▸ INSTRUCTION:
Below are entries. Pull out all lines containing "this".

▸ INFORMATION GIVEN:
begin

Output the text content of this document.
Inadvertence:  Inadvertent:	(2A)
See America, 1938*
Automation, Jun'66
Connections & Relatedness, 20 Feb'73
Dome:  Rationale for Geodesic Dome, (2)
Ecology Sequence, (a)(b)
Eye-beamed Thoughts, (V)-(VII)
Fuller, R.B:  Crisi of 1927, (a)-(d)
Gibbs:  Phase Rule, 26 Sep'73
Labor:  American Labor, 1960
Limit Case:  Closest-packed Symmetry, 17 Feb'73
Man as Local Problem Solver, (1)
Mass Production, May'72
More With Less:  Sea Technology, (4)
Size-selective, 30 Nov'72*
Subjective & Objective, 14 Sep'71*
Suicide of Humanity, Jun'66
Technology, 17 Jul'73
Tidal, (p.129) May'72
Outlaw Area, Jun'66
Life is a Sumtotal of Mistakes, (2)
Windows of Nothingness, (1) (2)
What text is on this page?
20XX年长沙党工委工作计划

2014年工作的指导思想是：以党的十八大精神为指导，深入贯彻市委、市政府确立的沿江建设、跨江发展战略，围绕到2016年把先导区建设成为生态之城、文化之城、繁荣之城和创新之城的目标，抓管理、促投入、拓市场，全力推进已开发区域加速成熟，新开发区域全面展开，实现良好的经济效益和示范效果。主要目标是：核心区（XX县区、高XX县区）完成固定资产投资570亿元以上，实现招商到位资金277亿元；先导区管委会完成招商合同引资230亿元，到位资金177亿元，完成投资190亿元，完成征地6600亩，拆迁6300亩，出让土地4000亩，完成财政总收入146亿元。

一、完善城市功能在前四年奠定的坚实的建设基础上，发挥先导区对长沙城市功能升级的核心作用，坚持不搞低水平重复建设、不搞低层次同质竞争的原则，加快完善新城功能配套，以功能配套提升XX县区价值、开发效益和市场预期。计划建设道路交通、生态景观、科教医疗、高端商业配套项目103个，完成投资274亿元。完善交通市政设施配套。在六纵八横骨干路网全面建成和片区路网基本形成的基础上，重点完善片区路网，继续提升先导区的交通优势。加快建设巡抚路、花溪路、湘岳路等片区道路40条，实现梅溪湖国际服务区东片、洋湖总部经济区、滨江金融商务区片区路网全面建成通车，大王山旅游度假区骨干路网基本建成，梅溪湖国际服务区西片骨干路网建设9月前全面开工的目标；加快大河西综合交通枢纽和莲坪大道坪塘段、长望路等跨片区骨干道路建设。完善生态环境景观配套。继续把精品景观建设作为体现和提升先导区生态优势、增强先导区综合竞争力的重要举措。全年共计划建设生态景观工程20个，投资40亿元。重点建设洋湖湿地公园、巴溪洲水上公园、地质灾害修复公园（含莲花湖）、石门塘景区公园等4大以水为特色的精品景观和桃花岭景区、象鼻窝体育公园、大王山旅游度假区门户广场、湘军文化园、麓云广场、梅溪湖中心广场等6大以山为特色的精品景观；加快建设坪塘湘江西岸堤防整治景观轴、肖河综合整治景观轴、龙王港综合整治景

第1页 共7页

end

▸ WRITTEN RESPONSE:
Output the text content of this document.
What text is on this page?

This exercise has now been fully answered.